Dataset items:
_ _ _ _ _
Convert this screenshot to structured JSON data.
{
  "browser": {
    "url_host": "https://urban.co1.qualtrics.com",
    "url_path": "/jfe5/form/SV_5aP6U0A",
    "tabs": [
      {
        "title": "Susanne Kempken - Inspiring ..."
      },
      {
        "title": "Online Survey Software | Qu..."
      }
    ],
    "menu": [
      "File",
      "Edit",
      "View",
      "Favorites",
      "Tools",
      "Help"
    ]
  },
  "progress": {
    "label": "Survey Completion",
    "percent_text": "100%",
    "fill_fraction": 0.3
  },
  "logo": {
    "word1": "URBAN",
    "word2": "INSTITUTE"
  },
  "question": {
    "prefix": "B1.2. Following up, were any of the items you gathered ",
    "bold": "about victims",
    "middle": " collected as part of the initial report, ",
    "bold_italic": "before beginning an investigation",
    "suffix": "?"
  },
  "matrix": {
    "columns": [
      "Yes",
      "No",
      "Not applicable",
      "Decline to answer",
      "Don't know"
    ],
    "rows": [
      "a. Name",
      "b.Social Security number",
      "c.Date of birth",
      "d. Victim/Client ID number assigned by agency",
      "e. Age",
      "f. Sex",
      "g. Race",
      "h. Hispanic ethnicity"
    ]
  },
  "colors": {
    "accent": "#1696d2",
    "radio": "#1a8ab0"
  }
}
_ _ _ _ _
--- Directive ---
Show every line of the listing in which the string "title" can be found.

--- Written reply ---
        "title": "Susanne Kempken - Inspiring ..."
        "title": "Online Survey Software | Qu..."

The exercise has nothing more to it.